The exercise:
From the entries below, copy every line that holds the word "JSON".

Items from a figure collection
****

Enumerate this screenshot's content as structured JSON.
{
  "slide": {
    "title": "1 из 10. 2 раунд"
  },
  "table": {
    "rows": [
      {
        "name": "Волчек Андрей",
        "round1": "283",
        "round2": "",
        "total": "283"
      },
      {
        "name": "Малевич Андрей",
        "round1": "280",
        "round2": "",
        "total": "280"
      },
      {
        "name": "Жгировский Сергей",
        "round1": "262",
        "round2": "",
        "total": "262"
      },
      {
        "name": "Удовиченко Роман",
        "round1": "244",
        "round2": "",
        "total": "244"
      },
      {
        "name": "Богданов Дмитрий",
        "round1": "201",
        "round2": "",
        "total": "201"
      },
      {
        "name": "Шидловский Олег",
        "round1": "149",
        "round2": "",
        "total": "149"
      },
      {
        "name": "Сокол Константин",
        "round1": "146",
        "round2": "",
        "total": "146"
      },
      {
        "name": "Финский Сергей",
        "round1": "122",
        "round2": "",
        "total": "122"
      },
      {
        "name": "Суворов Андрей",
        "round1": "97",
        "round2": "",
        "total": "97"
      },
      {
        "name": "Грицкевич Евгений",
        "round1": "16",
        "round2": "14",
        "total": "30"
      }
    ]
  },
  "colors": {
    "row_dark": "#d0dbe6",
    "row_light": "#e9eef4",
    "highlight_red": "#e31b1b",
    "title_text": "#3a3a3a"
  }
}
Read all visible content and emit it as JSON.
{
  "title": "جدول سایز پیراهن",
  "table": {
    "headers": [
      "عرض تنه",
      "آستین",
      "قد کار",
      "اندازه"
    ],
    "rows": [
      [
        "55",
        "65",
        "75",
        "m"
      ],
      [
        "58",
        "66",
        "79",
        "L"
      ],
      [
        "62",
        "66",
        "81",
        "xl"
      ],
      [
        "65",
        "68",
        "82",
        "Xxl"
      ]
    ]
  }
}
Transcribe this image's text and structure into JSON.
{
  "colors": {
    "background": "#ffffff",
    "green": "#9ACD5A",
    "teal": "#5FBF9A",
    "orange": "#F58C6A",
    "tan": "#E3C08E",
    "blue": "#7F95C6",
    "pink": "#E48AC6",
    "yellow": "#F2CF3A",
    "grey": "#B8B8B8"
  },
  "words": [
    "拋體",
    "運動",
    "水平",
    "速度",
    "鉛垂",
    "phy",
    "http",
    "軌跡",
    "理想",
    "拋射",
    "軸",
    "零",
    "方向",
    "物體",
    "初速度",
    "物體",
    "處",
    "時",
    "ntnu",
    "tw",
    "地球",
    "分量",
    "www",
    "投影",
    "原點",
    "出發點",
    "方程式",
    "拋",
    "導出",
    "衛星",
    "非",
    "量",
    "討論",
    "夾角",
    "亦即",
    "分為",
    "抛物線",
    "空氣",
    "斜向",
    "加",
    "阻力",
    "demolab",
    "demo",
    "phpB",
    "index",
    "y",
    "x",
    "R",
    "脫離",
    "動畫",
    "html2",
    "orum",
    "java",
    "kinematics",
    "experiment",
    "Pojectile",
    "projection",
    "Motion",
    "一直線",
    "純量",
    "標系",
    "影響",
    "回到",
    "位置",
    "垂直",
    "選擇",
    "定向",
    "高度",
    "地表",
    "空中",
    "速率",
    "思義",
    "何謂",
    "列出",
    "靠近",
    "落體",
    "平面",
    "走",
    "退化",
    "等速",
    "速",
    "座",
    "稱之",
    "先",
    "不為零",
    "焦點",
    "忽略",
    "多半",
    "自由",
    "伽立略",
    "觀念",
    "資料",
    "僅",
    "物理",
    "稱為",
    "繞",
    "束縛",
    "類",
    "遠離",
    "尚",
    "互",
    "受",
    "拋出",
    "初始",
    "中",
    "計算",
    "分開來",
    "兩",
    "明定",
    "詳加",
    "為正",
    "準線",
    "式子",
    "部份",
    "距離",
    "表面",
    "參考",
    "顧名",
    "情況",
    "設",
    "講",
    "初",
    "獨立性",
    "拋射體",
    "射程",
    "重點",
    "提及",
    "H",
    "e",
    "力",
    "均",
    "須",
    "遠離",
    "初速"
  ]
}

****

Task response:
Enumerate this screenshot's content as structured JSON.
Read all visible content and emit it as JSON.
Transcribe this image's text and structure into JSON.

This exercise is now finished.